- SHORT TASK:
Copy every line of the listing exactly.

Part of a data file
* start *

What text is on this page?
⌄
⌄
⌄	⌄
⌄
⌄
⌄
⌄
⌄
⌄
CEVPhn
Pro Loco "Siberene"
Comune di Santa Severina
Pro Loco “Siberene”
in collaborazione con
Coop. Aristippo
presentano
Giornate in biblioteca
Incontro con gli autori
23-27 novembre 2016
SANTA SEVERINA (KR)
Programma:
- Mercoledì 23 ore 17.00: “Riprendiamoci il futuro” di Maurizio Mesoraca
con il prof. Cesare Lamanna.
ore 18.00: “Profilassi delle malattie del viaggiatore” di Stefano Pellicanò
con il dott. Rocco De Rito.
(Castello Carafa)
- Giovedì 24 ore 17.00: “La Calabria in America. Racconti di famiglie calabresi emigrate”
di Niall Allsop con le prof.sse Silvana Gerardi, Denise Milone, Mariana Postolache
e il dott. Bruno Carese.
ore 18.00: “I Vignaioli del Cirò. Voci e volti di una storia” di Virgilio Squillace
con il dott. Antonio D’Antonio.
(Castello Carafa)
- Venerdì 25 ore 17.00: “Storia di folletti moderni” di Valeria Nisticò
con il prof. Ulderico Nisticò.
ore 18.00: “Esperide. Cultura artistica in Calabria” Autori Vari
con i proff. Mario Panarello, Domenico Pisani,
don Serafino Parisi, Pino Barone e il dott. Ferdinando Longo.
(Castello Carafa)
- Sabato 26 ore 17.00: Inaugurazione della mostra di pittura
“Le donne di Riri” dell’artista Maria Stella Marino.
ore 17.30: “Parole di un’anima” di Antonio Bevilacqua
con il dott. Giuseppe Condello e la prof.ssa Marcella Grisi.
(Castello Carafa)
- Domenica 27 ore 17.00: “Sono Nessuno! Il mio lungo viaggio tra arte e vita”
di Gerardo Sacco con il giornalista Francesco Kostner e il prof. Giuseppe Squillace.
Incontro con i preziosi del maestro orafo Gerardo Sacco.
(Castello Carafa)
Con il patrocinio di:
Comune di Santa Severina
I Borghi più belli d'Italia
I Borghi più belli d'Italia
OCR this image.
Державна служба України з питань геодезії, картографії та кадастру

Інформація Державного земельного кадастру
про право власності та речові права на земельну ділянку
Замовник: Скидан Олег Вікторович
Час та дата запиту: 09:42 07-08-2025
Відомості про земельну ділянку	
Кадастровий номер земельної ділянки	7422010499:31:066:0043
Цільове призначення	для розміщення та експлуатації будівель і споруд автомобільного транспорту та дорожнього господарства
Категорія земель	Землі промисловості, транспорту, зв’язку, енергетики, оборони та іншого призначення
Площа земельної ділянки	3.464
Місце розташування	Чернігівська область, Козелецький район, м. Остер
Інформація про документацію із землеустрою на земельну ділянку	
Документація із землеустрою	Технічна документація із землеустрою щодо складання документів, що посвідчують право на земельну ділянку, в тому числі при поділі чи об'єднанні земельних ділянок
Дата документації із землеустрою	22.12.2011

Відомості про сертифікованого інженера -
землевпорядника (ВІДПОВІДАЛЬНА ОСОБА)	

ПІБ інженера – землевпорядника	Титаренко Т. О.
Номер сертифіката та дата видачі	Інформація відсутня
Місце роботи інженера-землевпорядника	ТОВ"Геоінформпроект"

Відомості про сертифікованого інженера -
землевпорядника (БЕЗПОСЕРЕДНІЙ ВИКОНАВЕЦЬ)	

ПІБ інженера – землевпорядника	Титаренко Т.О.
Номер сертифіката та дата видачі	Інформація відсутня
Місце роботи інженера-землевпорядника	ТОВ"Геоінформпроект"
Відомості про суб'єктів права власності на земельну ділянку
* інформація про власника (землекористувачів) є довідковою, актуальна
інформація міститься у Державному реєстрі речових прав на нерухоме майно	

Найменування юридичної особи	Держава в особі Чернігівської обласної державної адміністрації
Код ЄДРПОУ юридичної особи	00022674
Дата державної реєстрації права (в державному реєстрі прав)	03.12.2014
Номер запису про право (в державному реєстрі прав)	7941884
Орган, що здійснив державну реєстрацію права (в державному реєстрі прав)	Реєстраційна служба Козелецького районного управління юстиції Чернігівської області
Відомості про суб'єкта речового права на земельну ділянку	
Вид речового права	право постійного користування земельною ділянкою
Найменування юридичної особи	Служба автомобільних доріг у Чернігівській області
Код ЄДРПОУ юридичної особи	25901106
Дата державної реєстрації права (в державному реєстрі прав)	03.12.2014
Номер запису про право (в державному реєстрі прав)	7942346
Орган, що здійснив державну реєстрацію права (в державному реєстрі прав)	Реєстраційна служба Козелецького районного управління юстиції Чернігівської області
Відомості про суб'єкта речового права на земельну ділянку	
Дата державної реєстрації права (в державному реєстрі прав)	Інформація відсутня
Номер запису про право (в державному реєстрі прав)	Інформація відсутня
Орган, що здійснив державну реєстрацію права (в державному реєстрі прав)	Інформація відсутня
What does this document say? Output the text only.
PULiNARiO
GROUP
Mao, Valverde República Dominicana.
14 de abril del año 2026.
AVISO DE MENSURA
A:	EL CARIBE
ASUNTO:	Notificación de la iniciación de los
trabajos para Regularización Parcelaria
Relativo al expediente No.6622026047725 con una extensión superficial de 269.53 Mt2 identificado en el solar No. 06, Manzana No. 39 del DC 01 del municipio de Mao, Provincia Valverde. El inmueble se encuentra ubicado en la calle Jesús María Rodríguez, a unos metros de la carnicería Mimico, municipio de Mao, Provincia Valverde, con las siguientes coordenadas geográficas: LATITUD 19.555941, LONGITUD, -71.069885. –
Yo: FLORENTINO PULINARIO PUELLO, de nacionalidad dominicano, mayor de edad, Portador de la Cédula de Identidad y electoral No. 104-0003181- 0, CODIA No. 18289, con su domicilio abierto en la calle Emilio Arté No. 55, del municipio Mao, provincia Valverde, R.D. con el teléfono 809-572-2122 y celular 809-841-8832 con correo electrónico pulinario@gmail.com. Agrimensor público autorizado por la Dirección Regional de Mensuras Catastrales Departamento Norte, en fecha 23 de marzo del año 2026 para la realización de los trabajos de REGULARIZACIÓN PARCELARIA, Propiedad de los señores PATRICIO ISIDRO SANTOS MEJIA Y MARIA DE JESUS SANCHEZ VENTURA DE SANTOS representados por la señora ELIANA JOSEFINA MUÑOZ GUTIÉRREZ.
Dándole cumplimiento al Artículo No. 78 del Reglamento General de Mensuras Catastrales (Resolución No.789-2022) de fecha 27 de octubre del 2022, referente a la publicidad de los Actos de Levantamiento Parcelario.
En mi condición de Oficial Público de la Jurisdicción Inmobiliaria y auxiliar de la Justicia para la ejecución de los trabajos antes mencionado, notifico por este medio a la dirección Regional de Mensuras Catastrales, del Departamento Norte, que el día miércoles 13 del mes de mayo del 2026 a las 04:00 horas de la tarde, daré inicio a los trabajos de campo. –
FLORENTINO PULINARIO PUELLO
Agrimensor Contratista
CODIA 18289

* end *

- RESPONSE TO THE EXERCISE:
What text is on this page?
⌄
⌄
⌄	⌄
⌄
⌄
⌄
⌄
⌄
⌄
CEVPhn
Pro Loco "Siberene"
Comune di Santa Severina
Pro Loco “Siberene”
in collaborazione con
Coop. Aristippo
presentano
Giornate in biblioteca
Incontro con gli autori
23-27 novembre 2016
SANTA SEVERINA (KR)
Programma:
- Mercoledì 23 ore 17.00: “Riprendiamoci il futuro” di Maurizio Mesoraca
con il prof. Cesare Lamanna.
ore 18.00: “Profilassi delle malattie del viaggiatore” di Stefano Pellicanò
con il dott. Rocco De Rito.
(Castello Carafa)
- Giovedì 24 ore 17.00: “La Calabria in America. Racconti di famiglie calabresi emigrate”
di Niall Allsop con le prof.sse Silvana Gerardi, Denise Milone, Mariana Postolache
e il dott. Bruno Carese.
ore 18.00: “I Vignaioli del Cirò. Voci e volti di una storia” di Virgilio Squillace
con il dott. Antonio D’Antonio.
(Castello Carafa)
- Venerdì 25 ore 17.00: “Storia di folletti moderni” di Valeria Nisticò
con il prof. Ulderico Nisticò.
ore 18.00: “Esperide. Cultura artistica in Calabria” Autori Vari
con i proff. Mario Panarello, Domenico Pisani,
don Serafino Parisi, Pino Barone e il dott. Ferdinando Longo.
(Castello Carafa)
- Sabato 26 ore 17.00: Inaugurazione della mostra di pittura
“Le donne di Riri” dell’artista Maria Stella Marino.
ore 17.30: “Parole di un’anima” di Antonio Bevilacqua
con il dott. Giuseppe Condello e la prof.ssa Marcella Grisi.
(Castello Carafa)
- Domenica 27 ore 17.00: “Sono Nessuno! Il mio lungo viaggio tra arte e vita”
di Gerardo Sacco con il giornalista Francesco Kostner e il prof. Giuseppe Squillace.
Incontro con i preziosi del maestro orafo Gerardo Sacco.
(Castello Carafa)
Con il patrocinio di:
Comune di Santa Severina
I Borghi più belli d'Italia
I Borghi più belli d'Italia
OCR this image.
Державна служба України з питань геодезії, картографії та кадастру

Інформація Державного земельного кадастру
про право власності та речові права на земельну ділянку
Замовник: Скидан Олег Вікторович
Час та дата запиту: 09:42 07-08-2025
Відомості про земельну ділянку	
Кадастровий номер земельної ділянки	7422010499:31:066:0043
Цільове призначення	для розміщення та експлуатації будівель і споруд автомобільного транспорту та дорожнього господарства
Категорія земель	Землі промисловості, транспорту, зв’язку, енергетики, оборони та іншого призначення
Площа земельної ділянки	3.464
Місце розташування	Чернігівська область, Козелецький район, м. Остер
Інформація про документацію із землеустрою на земельну ділянку	
Документація із землеустрою	Технічна документація із землеустрою щодо складання документів, що посвідчують право на земельну ділянку, в тому числі при поділі чи об'єднанні земельних ділянок
Дата документації із землеустрою	22.12.2011

Відомості про сертифікованого інженера -
землевпорядника (ВІДПОВІДАЛЬНА ОСОБА)	

ПІБ інженера – землевпорядника	Титаренко Т. О.
Номер сертифіката та дата видачі	Інформація відсутня
Місце роботи інженера-землевпорядника	ТОВ"Геоінформпроект"

Відомості про сертифікованого інженера -
землевпорядника (БЕЗПОСЕРЕДНІЙ ВИКОНАВЕЦЬ)	

ПІБ інженера – землевпорядника	Титаренко Т.О.
Номер сертифіката та дата видачі	Інформація відсутня
Місце роботи інженера-землевпорядника	ТОВ"Геоінформпроект"
Відомості про суб'єктів права власності на земельну ділянку
* інформація про власника (землекористувачів) є довідковою, актуальна
інформація міститься у Державному реєстрі речових прав на нерухоме майно	

Найменування юридичної особи	Держава в особі Чернігівської обласної державної адміністрації
Код ЄДРПОУ юридичної особи	00022674
Дата державної реєстрації права (в державному реєстрі прав)	03.12.2014
Номер запису про право (в державному реєстрі прав)	7941884
Орган, що здійснив державну реєстрацію права (в державному реєстрі прав)	Реєстраційна служба Козелецького районного управління юстиції Чернігівської області
Відомості про суб'єкта речового права на земельну ділянку	
Вид речового права	право постійного користування земельною ділянкою
Найменування юридичної особи	Служба автомобільних доріг у Чернігівській області
Код ЄДРПОУ юридичної особи	25901106
Дата державної реєстрації права (в державному реєстрі прав)	03.12.2014
Номер запису про право (в державному реєстрі прав)	7942346
Орган, що здійснив державну реєстрацію права (в державному реєстрі прав)	Реєстраційна служба Козелецького районного управління юстиції Чернігівської області
Відомості про суб'єкта речового права на земельну ділянку	
Дата державної реєстрації права (в державному реєстрі прав)	Інформація відсутня
Номер запису про право (в державному реєстрі прав)	Інформація відсутня
Орган, що здійснив державну реєстрацію права (в державному реєстрі прав)	Інформація відсутня
What does this document say? Output the text only.
PULiNARiO
GROUP
Mao, Valverde República Dominicana.
14 de abril del año 2026.
AVISO DE MENSURA
A:	EL CARIBE
ASUNTO:	Notificación de la iniciación de los
trabajos para Regularización Parcelaria
Relativo al expediente No.6622026047725 con una extensión superficial de 269.53 Mt2 identificado en el solar No. 06, Manzana No. 39 del DC 01 del municipio de Mao, Provincia Valverde. El inmueble se encuentra ubicado en la calle Jesús María Rodríguez, a unos metros de la carnicería Mimico, municipio de Mao, Provincia Valverde, con las siguientes coordenadas geográficas: LATITUD 19.555941, LONGITUD, -71.069885. –
Yo: FLORENTINO PULINARIO PUELLO, de nacionalidad dominicano, mayor de edad, Portador de la Cédula de Identidad y electoral No. 104-0003181- 0, CODIA No. 18289, con su domicilio abierto en la calle Emilio Arté No. 55, del municipio Mao, provincia Valverde, R.D. con el teléfono 809-572-2122 y celular 809-841-8832 con correo electrónico pulinario@gmail.com. Agrimensor público autorizado por la Dirección Regional de Mensuras Catastrales Departamento Norte, en fecha 23 de marzo del año 2026 para la realización de los trabajos de REGULARIZACIÓN PARCELARIA, Propiedad de los señores PATRICIO ISIDRO SANTOS MEJIA Y MARIA DE JESUS SANCHEZ VENTURA DE SANTOS representados por la señora ELIANA JOSEFINA MUÑOZ GUTIÉRREZ.
Dándole cumplimiento al Artículo No. 78 del Reglamento General de Mensuras Catastrales (Resolución No.789-2022) de fecha 27 de octubre del 2022, referente a la publicidad de los Actos de Levantamiento Parcelario.
En mi condición de Oficial Público de la Jurisdicción Inmobiliaria y auxiliar de la Justicia para la ejecución de los trabajos antes mencionado, notifico por este medio a la dirección Regional de Mensuras Catastrales, del Departamento Norte, que el día miércoles 13 del mes de mayo del 2026 a las 04:00 horas de la tarde, daré inicio a los trabajos de campo. –
FLORENTINO PULINARIO PUELLO
Agrimensor Contratista
CODIA 18289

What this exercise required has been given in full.